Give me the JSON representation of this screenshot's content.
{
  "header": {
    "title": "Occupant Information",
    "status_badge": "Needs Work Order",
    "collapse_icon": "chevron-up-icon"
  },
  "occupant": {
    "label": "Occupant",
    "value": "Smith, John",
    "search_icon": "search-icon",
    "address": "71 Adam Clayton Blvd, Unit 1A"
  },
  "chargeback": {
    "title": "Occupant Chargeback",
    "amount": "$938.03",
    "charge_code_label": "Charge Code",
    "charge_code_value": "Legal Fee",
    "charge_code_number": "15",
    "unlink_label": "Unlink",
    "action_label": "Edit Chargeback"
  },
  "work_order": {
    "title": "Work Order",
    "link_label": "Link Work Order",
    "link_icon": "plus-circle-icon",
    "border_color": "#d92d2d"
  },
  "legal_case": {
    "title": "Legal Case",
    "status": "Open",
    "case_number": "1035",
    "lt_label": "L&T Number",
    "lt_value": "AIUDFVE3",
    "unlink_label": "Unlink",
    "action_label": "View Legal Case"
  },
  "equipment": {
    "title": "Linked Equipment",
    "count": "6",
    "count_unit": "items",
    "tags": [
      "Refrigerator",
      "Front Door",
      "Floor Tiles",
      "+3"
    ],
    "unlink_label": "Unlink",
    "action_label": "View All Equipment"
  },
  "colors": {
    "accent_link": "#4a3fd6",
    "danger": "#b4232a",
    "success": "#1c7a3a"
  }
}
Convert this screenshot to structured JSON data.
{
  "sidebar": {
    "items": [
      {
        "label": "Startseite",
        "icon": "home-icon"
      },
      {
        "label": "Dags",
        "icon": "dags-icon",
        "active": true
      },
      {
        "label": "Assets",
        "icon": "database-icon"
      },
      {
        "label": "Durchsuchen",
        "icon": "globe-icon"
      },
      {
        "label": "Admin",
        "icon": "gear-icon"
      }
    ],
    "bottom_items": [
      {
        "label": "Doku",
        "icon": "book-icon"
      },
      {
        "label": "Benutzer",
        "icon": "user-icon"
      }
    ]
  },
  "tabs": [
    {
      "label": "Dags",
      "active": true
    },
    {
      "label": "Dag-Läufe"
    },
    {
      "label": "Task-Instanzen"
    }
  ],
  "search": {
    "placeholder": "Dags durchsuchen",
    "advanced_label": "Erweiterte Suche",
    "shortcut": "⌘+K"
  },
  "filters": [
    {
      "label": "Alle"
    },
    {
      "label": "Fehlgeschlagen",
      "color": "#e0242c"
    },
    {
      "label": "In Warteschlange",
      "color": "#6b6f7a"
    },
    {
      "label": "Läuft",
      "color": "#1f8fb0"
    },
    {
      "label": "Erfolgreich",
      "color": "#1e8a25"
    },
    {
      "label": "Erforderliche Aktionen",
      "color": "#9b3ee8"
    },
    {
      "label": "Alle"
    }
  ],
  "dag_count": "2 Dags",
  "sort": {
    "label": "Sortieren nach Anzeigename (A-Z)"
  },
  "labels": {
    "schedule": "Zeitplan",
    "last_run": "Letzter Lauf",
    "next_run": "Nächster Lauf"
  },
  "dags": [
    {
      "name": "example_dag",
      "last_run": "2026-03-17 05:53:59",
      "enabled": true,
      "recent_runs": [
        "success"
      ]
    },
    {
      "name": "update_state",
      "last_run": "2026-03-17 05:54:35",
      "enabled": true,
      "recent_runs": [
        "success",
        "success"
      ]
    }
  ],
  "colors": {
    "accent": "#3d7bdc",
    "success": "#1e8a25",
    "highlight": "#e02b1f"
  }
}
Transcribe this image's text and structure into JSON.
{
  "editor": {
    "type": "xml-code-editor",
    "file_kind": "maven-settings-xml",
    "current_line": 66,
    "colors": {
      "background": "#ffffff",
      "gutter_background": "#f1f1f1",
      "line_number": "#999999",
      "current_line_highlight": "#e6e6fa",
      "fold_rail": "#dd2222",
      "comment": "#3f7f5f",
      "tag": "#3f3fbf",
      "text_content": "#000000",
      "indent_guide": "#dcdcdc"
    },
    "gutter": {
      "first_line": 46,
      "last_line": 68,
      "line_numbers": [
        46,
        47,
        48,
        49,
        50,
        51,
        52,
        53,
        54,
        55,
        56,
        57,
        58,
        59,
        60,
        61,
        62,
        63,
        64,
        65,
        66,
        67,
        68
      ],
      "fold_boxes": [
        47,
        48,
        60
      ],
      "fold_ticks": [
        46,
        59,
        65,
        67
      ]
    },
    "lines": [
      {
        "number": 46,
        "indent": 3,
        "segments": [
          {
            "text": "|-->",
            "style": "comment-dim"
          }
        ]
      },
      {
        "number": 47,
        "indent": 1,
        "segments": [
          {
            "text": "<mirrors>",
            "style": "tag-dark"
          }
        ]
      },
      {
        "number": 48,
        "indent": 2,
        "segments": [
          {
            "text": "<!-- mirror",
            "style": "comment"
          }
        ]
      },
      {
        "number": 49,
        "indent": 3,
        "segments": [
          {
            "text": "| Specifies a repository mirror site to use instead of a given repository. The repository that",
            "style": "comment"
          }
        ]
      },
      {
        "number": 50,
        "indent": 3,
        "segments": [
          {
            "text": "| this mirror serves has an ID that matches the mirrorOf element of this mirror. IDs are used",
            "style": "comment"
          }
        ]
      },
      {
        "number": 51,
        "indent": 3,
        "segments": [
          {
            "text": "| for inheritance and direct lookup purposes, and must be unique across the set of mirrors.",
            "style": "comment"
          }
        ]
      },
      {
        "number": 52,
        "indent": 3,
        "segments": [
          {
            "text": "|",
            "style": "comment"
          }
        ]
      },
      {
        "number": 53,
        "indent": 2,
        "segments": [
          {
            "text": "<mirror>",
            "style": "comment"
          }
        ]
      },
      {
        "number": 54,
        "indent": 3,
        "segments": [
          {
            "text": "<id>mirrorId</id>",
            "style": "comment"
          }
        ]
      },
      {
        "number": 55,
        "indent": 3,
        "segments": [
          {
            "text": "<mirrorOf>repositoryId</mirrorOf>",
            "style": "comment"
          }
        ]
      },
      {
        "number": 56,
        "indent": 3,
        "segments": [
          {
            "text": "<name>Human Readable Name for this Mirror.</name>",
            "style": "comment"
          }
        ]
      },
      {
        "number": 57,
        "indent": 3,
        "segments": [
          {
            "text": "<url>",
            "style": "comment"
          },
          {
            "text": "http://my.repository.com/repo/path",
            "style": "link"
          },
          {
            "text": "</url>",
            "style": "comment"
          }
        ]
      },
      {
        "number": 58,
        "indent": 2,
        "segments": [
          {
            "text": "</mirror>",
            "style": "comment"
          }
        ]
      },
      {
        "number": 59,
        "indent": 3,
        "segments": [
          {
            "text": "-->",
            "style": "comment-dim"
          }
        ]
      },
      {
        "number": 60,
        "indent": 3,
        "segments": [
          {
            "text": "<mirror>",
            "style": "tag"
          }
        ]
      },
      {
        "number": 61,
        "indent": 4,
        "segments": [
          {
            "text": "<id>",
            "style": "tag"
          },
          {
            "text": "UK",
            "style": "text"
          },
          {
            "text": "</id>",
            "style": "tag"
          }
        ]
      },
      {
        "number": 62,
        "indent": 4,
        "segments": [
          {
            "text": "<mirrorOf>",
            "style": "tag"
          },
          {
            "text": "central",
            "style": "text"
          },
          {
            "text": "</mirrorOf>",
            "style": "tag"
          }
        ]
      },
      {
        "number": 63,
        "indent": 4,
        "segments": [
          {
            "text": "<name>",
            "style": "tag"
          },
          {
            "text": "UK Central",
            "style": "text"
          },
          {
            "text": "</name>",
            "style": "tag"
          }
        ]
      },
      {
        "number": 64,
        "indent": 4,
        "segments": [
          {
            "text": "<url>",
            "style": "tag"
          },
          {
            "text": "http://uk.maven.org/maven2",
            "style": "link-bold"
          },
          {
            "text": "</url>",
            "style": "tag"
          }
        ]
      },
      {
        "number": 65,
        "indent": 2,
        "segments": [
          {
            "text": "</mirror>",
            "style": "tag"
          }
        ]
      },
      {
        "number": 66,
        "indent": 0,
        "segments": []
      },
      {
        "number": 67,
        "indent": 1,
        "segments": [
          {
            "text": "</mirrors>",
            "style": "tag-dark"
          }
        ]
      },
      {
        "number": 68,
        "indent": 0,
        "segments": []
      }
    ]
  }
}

========================

**THE REQUEST**
Looking at the entries above, how many lines contain the word "JSON"? Answer with the number alone.

**FULL SOLUTION**
3